• WRITTEN INSTRUCTION:
Find the number of lines below in which the word "JSON" appears, and write that number only.

• SUPPLIED DATA:
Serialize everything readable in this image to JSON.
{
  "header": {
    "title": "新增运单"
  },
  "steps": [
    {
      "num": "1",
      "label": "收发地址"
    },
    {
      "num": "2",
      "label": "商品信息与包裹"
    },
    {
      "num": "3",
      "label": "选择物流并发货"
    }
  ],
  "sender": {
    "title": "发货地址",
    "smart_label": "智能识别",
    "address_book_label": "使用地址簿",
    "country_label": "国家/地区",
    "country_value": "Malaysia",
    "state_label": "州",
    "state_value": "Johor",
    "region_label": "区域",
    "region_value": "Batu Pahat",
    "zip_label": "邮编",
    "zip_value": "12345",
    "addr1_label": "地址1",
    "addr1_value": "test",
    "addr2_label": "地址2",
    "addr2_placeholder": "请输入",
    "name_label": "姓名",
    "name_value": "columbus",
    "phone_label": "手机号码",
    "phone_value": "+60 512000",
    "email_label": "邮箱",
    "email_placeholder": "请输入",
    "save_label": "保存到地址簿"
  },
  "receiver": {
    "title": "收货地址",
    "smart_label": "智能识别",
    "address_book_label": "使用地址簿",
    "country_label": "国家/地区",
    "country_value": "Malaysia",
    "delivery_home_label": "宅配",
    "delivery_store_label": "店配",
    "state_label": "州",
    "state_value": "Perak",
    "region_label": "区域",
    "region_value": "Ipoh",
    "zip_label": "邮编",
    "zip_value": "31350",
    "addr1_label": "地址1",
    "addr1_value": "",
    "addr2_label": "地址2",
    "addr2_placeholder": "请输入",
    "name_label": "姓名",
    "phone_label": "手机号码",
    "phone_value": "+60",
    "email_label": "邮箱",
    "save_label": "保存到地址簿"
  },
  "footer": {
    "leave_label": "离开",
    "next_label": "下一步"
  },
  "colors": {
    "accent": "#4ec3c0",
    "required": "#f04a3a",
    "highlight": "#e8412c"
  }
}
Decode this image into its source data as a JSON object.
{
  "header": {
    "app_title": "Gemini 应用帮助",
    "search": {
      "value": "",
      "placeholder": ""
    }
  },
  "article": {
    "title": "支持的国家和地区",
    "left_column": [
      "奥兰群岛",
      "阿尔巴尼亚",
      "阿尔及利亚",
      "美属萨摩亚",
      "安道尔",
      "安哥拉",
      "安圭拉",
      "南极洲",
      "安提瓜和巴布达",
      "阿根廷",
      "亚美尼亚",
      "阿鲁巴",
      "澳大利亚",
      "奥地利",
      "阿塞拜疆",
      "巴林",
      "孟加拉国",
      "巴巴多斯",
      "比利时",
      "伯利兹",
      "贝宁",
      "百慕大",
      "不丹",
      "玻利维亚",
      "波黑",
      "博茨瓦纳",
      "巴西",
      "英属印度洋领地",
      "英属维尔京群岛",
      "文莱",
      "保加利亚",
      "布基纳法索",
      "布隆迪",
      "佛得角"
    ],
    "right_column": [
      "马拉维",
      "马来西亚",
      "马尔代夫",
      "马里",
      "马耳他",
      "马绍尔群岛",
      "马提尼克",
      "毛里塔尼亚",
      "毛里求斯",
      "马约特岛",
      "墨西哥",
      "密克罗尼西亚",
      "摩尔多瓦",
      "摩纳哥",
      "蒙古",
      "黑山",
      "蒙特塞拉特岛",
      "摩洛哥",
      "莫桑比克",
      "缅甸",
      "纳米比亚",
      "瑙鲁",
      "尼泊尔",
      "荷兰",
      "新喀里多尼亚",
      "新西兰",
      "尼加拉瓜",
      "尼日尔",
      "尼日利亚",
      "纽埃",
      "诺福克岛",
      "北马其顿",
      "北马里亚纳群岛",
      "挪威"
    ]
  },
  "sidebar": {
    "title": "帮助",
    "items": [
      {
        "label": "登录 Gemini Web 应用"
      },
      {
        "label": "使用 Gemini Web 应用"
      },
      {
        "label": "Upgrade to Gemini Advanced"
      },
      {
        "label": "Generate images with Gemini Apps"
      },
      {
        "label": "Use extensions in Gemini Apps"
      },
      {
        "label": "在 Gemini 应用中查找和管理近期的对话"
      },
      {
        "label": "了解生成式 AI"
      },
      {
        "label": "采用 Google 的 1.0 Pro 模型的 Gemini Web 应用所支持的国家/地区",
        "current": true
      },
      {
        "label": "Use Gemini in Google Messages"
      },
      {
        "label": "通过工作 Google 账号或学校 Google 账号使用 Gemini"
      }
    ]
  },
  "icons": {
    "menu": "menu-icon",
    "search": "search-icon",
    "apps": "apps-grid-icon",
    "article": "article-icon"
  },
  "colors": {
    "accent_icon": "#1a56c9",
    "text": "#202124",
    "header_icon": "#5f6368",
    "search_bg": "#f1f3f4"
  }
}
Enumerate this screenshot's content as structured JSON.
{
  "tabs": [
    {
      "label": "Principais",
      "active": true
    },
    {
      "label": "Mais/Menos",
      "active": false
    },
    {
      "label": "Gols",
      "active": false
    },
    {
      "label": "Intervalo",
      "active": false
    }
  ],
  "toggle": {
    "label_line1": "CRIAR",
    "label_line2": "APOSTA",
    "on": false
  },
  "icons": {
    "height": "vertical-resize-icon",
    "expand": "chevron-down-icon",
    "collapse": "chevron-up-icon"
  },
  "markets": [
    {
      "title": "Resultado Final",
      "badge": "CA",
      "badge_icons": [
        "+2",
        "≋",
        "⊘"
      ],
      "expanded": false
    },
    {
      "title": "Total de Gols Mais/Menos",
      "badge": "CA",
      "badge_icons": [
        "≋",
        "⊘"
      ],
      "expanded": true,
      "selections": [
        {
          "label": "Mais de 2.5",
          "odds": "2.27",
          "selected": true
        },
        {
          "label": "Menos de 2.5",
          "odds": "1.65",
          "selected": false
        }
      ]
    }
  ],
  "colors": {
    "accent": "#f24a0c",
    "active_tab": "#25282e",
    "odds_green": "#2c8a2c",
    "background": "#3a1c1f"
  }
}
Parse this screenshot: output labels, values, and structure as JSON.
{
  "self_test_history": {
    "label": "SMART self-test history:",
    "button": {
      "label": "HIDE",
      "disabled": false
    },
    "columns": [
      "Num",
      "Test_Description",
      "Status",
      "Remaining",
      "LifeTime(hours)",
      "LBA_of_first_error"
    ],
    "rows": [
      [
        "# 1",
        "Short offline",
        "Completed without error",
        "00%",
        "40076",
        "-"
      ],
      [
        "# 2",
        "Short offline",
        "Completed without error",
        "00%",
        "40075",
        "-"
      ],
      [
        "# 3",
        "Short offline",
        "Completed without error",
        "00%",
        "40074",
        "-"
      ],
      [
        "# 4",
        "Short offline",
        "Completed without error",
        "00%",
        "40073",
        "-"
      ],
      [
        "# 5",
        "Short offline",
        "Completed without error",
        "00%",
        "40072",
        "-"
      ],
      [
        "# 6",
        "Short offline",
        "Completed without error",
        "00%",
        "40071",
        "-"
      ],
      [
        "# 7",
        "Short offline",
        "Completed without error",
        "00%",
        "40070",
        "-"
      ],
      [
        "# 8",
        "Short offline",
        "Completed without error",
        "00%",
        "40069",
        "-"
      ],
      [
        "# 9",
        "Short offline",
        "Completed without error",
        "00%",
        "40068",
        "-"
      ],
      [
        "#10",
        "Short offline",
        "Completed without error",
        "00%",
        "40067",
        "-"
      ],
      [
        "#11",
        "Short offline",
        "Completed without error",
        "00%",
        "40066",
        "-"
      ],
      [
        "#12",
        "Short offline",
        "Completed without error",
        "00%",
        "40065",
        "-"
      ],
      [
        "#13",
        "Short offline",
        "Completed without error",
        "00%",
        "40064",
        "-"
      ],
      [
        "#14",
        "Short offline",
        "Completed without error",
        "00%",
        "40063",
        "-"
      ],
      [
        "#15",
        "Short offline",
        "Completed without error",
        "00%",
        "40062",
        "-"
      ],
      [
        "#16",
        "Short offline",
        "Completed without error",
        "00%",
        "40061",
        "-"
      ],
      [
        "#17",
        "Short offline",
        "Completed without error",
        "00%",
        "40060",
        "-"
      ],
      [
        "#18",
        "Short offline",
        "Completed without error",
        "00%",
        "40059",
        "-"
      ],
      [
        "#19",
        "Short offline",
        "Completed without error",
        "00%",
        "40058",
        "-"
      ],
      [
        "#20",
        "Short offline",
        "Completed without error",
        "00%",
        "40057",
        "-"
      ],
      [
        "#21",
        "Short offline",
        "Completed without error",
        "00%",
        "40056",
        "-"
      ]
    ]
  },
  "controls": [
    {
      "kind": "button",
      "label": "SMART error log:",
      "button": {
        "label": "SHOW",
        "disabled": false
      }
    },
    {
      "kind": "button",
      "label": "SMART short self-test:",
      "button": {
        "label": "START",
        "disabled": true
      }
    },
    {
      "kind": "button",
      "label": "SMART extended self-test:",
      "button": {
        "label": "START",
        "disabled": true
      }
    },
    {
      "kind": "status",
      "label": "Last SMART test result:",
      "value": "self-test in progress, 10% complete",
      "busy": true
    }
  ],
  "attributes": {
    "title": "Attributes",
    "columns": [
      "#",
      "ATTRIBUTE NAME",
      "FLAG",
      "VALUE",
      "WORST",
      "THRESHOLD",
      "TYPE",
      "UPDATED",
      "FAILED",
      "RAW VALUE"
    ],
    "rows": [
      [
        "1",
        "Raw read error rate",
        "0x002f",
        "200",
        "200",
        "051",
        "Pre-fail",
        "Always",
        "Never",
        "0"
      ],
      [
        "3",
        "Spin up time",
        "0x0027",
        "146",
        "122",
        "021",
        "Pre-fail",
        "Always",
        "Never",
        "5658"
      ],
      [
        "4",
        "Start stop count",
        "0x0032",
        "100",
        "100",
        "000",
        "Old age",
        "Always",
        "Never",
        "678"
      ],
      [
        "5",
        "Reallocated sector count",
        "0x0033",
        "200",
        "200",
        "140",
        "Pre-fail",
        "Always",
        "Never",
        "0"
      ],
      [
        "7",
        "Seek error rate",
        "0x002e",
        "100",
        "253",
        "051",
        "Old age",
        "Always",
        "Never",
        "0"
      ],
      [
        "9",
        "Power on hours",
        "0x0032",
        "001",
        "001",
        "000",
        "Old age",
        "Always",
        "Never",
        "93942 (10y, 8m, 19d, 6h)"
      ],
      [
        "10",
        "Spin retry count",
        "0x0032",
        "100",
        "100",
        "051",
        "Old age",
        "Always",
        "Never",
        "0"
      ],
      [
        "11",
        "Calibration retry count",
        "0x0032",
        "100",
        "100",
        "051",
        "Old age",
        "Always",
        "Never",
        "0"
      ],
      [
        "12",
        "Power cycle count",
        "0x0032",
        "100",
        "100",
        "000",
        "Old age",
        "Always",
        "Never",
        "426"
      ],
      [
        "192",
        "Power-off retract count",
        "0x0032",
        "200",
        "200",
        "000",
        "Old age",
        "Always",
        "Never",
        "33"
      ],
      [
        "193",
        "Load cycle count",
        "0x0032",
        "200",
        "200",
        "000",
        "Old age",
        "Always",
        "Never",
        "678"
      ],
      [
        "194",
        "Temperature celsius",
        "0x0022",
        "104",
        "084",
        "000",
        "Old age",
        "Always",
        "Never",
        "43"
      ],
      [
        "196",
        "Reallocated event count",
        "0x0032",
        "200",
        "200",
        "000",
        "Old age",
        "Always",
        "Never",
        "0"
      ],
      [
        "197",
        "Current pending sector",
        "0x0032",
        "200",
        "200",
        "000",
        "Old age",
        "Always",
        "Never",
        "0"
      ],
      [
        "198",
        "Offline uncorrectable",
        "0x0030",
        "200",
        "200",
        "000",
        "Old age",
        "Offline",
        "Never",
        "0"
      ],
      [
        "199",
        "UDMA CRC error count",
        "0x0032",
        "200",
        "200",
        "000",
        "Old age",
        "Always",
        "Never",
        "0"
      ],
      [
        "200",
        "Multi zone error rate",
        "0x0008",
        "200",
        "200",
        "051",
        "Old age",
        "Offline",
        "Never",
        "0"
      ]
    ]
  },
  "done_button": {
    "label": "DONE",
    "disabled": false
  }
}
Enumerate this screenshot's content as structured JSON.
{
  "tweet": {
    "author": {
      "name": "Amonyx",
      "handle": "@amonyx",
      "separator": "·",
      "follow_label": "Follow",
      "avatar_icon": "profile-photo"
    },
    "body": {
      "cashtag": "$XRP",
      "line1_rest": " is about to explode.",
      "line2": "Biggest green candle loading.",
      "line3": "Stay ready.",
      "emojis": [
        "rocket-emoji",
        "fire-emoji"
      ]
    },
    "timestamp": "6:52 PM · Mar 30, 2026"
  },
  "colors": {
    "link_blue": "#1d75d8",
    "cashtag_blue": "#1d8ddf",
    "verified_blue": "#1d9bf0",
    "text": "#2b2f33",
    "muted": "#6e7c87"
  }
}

• ANSWER TO THE TASK:
5